_What to work on_
Every line below that holds the string "name" should be copied out.

--- Start Dataset records ---

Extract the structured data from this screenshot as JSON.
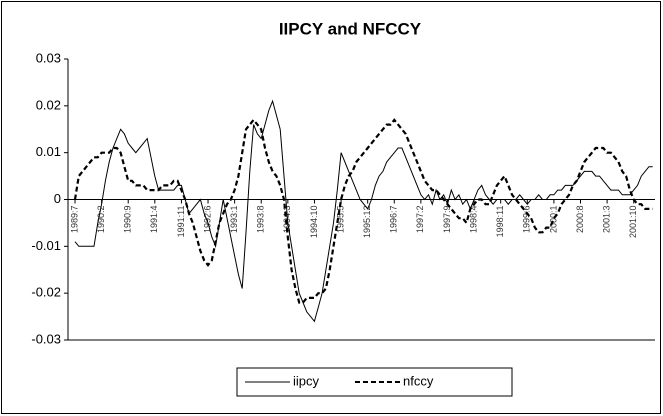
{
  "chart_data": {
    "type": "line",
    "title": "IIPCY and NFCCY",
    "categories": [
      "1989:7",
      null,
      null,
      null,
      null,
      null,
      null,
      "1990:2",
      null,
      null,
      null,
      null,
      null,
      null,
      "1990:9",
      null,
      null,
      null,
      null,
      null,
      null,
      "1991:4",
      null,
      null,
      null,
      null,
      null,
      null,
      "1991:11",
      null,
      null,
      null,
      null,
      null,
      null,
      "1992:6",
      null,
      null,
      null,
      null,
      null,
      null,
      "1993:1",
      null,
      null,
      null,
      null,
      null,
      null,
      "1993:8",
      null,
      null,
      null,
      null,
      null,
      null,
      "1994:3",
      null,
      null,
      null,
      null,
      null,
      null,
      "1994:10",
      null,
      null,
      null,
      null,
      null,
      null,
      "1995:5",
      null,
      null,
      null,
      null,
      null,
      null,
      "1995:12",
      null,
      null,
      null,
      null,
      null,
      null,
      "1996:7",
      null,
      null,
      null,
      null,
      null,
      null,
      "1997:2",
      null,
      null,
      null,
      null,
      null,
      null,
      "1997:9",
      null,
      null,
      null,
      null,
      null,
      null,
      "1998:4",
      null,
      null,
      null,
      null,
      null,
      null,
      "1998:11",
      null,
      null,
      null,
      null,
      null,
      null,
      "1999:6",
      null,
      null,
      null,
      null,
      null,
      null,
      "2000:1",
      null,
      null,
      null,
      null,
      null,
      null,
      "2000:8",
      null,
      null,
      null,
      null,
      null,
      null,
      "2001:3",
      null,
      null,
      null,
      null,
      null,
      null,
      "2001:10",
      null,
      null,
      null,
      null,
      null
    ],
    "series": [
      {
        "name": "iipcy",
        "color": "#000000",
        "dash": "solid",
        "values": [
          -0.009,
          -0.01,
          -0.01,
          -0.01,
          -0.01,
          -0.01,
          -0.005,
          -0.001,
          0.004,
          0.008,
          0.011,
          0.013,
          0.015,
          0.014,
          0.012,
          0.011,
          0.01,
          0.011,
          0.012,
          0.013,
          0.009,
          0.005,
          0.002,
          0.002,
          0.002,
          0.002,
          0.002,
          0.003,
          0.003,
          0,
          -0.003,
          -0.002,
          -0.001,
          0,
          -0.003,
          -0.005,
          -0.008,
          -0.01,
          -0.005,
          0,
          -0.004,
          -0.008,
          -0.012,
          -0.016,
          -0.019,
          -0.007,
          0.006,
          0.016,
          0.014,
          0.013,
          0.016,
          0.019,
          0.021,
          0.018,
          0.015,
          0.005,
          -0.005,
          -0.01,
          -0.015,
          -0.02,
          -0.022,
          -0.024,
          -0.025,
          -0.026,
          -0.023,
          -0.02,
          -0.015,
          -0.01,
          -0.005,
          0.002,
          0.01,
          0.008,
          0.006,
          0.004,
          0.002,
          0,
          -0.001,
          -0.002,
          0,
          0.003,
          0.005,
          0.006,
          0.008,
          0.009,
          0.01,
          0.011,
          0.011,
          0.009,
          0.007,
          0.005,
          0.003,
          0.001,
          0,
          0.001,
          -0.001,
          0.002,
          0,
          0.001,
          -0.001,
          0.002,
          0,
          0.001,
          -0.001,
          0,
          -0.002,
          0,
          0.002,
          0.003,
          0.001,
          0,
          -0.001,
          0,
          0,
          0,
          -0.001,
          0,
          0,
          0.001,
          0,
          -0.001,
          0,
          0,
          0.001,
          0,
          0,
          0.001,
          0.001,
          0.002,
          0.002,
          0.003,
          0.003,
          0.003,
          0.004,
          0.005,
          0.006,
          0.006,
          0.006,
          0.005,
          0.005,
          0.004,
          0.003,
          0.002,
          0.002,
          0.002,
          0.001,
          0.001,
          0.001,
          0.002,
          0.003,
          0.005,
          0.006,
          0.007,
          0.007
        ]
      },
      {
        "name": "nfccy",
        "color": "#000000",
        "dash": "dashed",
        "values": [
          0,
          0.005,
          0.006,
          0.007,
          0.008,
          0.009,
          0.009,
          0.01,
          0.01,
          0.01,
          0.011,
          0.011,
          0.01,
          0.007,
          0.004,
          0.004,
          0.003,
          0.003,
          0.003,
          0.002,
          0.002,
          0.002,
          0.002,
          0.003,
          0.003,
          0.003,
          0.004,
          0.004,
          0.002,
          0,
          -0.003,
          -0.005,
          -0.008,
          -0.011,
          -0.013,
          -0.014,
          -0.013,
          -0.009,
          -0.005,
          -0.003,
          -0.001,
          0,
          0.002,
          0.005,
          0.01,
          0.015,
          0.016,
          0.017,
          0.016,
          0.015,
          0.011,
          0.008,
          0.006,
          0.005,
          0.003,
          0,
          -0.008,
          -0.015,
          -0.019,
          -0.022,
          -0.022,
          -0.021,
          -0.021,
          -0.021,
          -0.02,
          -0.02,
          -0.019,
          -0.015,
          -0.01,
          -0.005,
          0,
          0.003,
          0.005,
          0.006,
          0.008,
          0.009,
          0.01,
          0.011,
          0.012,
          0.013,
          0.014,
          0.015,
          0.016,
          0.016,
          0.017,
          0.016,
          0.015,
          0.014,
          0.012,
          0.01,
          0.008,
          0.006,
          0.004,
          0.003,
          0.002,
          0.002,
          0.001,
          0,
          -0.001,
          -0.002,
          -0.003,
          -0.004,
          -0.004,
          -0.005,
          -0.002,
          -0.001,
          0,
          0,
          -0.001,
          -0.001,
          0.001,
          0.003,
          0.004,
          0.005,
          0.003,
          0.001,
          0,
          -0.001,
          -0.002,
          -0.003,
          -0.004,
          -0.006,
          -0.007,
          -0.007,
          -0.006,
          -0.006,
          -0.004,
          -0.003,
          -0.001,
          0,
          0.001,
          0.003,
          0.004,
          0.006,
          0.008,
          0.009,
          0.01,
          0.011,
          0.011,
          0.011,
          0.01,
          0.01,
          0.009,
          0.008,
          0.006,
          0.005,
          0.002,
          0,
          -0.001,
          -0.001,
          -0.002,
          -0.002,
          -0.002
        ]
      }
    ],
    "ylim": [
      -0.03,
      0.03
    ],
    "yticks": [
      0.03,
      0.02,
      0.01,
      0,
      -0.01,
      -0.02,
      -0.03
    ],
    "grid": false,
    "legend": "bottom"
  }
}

--- End Dataset records ---
--- Start Dataset records ---

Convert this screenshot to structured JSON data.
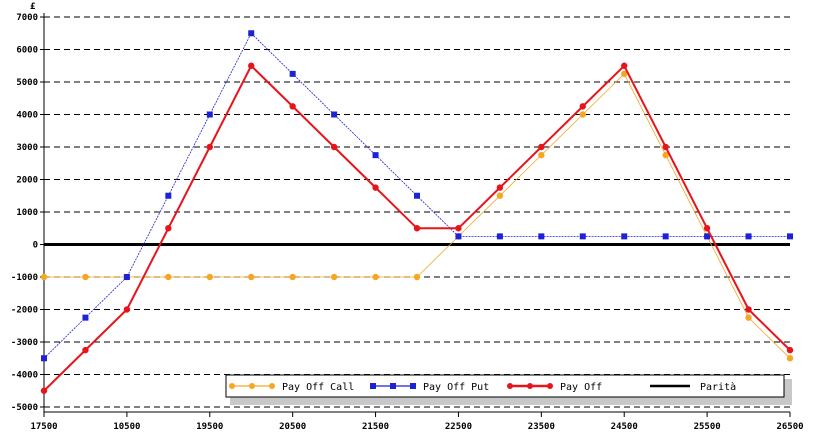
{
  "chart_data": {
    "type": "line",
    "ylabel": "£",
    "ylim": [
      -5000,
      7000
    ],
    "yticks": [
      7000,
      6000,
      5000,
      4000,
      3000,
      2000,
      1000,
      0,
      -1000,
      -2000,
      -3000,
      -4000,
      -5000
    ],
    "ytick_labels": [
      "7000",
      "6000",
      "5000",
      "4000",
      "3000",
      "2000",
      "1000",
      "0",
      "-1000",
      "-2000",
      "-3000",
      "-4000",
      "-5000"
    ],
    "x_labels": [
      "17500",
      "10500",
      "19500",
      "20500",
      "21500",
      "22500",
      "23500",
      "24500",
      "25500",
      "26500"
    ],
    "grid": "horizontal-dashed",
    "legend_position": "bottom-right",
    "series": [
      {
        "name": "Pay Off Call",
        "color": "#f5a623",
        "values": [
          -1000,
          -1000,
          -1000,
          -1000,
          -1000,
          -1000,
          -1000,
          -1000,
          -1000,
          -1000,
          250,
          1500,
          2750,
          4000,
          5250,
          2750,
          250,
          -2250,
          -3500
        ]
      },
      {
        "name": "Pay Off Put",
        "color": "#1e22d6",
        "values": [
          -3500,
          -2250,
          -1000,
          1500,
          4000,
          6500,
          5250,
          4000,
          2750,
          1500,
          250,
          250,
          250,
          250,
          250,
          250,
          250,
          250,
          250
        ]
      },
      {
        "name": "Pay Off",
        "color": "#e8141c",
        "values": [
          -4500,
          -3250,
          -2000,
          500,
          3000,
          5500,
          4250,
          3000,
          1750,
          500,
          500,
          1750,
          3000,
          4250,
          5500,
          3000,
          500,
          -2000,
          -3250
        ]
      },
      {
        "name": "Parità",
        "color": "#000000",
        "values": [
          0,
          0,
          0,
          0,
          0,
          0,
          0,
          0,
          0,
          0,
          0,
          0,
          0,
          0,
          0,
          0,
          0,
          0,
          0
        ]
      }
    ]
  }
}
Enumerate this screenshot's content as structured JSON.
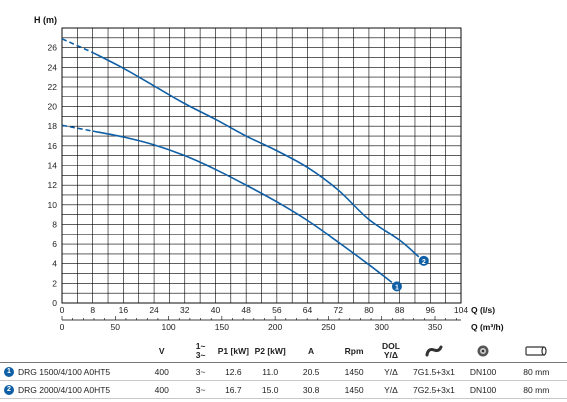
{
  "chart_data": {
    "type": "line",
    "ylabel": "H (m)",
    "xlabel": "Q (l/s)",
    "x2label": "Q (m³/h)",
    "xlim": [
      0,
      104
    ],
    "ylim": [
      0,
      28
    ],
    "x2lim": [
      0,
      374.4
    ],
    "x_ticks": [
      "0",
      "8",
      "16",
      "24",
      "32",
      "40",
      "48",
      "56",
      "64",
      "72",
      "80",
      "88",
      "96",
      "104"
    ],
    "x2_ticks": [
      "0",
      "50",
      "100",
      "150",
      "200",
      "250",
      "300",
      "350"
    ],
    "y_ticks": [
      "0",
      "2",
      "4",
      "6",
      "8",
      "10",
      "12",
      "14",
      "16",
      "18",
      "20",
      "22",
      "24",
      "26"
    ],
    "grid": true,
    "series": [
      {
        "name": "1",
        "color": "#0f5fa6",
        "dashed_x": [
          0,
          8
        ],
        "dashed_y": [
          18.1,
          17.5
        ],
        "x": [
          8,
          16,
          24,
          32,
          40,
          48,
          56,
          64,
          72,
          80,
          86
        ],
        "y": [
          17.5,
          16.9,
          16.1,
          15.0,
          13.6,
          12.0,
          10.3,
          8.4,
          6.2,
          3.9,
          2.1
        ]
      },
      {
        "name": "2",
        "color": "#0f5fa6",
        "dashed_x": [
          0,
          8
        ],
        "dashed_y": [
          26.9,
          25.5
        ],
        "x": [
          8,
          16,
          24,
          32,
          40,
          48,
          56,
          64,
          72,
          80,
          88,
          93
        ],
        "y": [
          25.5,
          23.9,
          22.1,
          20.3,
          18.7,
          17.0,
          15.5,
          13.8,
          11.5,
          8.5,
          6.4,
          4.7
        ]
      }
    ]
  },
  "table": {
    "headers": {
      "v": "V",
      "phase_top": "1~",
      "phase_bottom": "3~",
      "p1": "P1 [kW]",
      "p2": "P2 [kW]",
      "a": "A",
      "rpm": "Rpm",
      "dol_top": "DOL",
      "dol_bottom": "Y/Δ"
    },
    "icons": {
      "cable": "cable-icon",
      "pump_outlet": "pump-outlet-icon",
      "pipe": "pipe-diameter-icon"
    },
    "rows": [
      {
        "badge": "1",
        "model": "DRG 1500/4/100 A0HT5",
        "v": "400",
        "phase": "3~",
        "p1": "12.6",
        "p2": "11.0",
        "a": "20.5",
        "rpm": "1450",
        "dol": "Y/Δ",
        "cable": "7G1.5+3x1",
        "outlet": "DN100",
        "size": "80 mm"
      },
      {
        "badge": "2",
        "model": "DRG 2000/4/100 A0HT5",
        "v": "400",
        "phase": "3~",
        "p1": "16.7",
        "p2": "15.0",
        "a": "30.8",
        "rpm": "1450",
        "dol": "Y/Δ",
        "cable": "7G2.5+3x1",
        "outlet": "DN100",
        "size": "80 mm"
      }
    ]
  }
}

--- End Dataset records ---
--- Start Dataset records ---

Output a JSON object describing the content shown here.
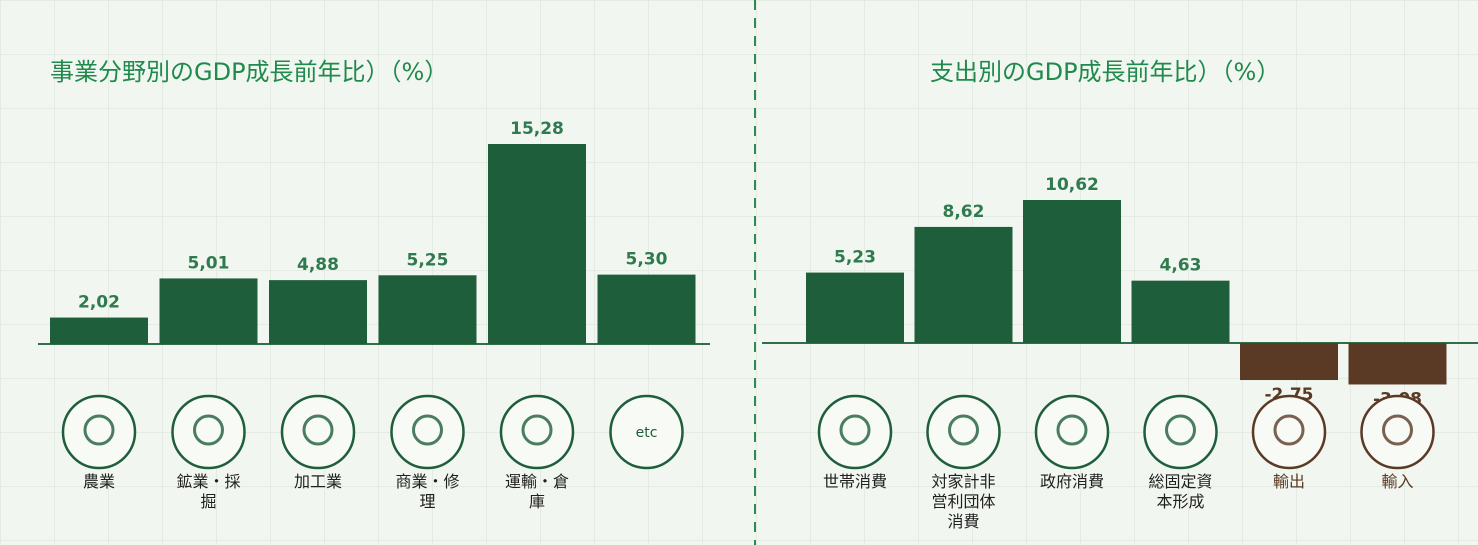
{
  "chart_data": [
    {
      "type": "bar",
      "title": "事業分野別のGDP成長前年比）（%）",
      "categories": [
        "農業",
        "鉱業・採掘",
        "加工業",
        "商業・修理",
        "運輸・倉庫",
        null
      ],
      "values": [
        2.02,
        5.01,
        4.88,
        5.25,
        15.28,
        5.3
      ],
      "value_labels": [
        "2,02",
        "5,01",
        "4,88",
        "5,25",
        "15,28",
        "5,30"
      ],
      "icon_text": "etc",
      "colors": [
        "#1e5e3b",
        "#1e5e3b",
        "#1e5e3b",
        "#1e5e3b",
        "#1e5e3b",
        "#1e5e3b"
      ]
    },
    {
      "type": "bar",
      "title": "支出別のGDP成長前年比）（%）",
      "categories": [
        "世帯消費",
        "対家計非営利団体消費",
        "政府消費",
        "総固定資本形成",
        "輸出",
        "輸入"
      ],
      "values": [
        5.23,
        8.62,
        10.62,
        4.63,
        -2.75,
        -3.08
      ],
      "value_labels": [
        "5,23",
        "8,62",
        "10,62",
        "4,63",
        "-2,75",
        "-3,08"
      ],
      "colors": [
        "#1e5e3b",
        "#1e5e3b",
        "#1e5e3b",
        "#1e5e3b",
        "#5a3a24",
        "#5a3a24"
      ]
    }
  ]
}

--- End Dataset records ---

_Solution to the problem_
        "name": "iipcy",
        "name": "nfccy",
        "name": "Pay Off Call",
        "name": "Pay Off Put",
        "name": "Pay Off",
        "name": "Parità",
        "name": "1",
        "name": "2",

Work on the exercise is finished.